■ **Challenge**: Reproduce every entry in the listing without alteration.

Dataset rows about figures

>> Begin

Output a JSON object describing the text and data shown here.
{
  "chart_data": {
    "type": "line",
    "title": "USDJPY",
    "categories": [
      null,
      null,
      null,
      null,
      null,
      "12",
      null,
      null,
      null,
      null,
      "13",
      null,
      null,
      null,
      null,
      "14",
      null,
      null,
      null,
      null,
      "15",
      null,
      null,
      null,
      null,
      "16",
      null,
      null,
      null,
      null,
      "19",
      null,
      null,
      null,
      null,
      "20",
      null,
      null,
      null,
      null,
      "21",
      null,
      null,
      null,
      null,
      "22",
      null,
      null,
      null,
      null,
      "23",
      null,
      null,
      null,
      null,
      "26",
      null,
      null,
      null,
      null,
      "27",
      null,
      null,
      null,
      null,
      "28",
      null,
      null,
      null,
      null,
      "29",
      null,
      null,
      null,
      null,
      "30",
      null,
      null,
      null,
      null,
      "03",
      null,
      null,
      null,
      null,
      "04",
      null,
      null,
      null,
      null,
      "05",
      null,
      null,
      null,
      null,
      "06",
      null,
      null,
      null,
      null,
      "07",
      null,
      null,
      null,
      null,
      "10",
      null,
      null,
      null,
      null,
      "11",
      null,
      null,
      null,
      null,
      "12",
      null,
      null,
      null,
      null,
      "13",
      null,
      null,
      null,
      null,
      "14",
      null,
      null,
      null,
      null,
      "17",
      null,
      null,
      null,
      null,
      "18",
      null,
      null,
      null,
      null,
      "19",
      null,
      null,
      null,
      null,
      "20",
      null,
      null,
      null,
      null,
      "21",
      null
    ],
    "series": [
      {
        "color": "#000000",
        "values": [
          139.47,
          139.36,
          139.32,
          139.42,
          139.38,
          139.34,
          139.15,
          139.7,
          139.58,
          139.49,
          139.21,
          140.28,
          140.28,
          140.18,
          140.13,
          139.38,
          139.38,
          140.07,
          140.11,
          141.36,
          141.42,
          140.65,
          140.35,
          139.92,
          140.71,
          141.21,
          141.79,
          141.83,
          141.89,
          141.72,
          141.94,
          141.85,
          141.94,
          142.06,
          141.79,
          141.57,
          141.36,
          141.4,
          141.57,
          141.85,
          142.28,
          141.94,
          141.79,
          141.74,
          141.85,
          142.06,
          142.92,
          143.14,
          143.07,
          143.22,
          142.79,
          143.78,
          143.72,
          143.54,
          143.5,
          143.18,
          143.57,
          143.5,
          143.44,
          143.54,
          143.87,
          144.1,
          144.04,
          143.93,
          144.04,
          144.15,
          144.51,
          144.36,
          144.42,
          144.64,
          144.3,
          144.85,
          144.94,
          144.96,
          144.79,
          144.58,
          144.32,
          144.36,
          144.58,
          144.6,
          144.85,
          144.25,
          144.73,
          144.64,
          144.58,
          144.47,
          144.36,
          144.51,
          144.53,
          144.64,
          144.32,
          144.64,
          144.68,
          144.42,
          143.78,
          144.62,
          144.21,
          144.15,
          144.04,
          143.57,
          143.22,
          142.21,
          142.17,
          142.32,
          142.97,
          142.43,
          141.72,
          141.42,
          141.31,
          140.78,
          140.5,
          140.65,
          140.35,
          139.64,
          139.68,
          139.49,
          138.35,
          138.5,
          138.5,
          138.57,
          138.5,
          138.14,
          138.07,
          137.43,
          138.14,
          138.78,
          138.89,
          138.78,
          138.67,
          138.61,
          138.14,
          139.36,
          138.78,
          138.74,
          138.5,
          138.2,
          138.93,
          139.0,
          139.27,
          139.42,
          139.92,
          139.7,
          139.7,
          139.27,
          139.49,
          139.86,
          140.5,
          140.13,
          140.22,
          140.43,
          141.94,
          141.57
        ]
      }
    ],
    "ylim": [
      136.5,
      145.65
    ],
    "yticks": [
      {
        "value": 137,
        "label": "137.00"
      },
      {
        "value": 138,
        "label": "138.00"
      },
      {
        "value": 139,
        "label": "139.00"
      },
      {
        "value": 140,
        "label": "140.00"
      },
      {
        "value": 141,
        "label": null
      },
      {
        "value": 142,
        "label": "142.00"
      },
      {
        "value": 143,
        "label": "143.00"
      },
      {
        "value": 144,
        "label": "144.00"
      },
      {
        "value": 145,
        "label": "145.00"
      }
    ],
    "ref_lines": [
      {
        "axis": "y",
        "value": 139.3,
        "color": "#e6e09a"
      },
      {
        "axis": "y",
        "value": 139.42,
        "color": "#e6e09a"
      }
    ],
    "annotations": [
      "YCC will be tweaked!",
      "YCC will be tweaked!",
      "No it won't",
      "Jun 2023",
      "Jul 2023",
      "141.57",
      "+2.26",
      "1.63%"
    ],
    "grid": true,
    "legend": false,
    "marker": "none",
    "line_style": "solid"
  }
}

>> End

■ **Result below**:
Output a JSON object describing the text and data shown here.
{
  "chart_data": {
    "type": "line",
    "title": "USDJPY",
    "categories": [
      null,
      null,
      null,
      null,
      null,
      "12",
      null,
      null,
      null,
      null,
      "13",
      null,
      null,
      null,
      null,
      "14",
      null,
      null,
      null,
      null,
      "15",
      null,
      null,
      null,
      null,
      "16",
      null,
      null,
      null,
      null,
      "19",
      null,
      null,
      null,
      null,
      "20",
      null,
      null,
      null,
      null,
      "21",
      null,
      null,
      null,
      null,
      "22",
      null,
      null,
      null,
      null,
      "23",
      null,
      null,
      null,
      null,
      "26",
      null,
      null,
      null,
      null,
      "27",
      null,
      null,
      null,
      null,
      "28",
      null,
      null,
      null,
      null,
      "29",
      null,
      null,
      null,
      null,
      "30",
      null,
      null,
      null,
      null,
      "03",
      null,
      null,
      null,
      null,
      "04",
      null,
      null,
      null,
      null,
      "05",
      null,
      null,
      null,
      null,
      "06",
      null,
      null,
      null,
      null,
      "07",
      null,
      null,
      null,
      null,
      "10",
      null,
      null,
      null,
      null,
      "11",
      null,
      null,
      null,
      null,
      "12",
      null,
      null,
      null,
      null,
      "13",
      null,
      null,
      null,
      null,
      "14",
      null,
      null,
      null,
      null,
      "17",
      null,
      null,
      null,
      null,
      "18",
      null,
      null,
      null,
      null,
      "19",
      null,
      null,
      null,
      null,
      "20",
      null,
      null,
      null,
      null,
      "21",
      null
    ],
    "series": [
      {
        "color": "#000000",
        "values": [
          139.47,
          139.36,
          139.32,
          139.42,
          139.38,
          139.34,
          139.15,
          139.7,
          139.58,
          139.49,
          139.21,
          140.28,
          140.28,
          140.18,
          140.13,
          139.38,
          139.38,
          140.07,
          140.11,
          141.36,
          141.42,
          140.65,
          140.35,
          139.92,
          140.71,
          141.21,
          141.79,
          141.83,
          141.89,
          141.72,
          141.94,
          141.85,
          141.94,
          142.06,
          141.79,
          141.57,
          141.36,
          141.4,
          141.57,
          141.85,
          142.28,
          141.94,
          141.79,
          141.74,
          141.85,
          142.06,
          142.92,
          143.14,
          143.07,
          143.22,
          142.79,
          143.78,
          143.72,
          143.54,
          143.5,
          143.18,
          143.57,
          143.5,
          143.44,
          143.54,
          143.87,
          144.1,
          144.04,
          143.93,
          144.04,
          144.15,
          144.51,
          144.36,
          144.42,
          144.64,
          144.3,
          144.85,
          144.94,
          144.96,
          144.79,
          144.58,
          144.32,
          144.36,
          144.58,
          144.6,
          144.85,
          144.25,
          144.73,
          144.64,
          144.58,
          144.47,
          144.36,
          144.51,
          144.53,
          144.64,
          144.32,
          144.64,
          144.68,
          144.42,
          143.78,
          144.62,
          144.21,
          144.15,
          144.04,
          143.57,
          143.22,
          142.21,
          142.17,
          142.32,
          142.97,
          142.43,
          141.72,
          141.42,
          141.31,
          140.78,
          140.5,
          140.65,
          140.35,
          139.64,
          139.68,
          139.49,
          138.35,
          138.5,
          138.5,
          138.57,
          138.5,
          138.14,
          138.07,
          137.43,
          138.14,
          138.78,
          138.89,
          138.78,
          138.67,
          138.61,
          138.14,
          139.36,
          138.78,
          138.74,
          138.5,
          138.2,
          138.93,
          139.0,
          139.27,
          139.42,
          139.92,
          139.7,
          139.7,
          139.27,
          139.49,
          139.86,
          140.5,
          140.13,
          140.22,
          140.43,
          141.94,
          141.57
        ]
      }
    ],
    "ylim": [
      136.5,
      145.65
    ],
    "yticks": [
      {
        "value": 137,
        "label": "137.00"
      },
      {
        "value": 138,
        "label": "138.00"
      },
      {
        "value": 139,
        "label": "139.00"
      },
      {
        "value": 140,
        "label": "140.00"
      },
      {
        "value": 141,
        "label": null
      },
      {
        "value": 142,
        "label": "142.00"
      },
      {
        "value": 143,
        "label": "143.00"
      },
      {
        "value": 144,
        "label": "144.00"
      },
      {
        "value": 145,
        "label": "145.00"
      }
    ],
    "ref_lines": [
      {
        "axis": "y",
        "value": 139.3,
        "color": "#e6e09a"
      },
      {
        "axis": "y",
        "value": 139.42,
        "color": "#e6e09a"
      }
    ],
    "annotations": [
      "YCC will be tweaked!",
      "YCC will be tweaked!",
      "No it won't",
      "Jun 2023",
      "Jul 2023",
      "141.57",
      "+2.26",
      "1.63%"
    ],
    "grid": true,
    "legend": false,
    "marker": "none",
    "line_style": "solid"
  }
}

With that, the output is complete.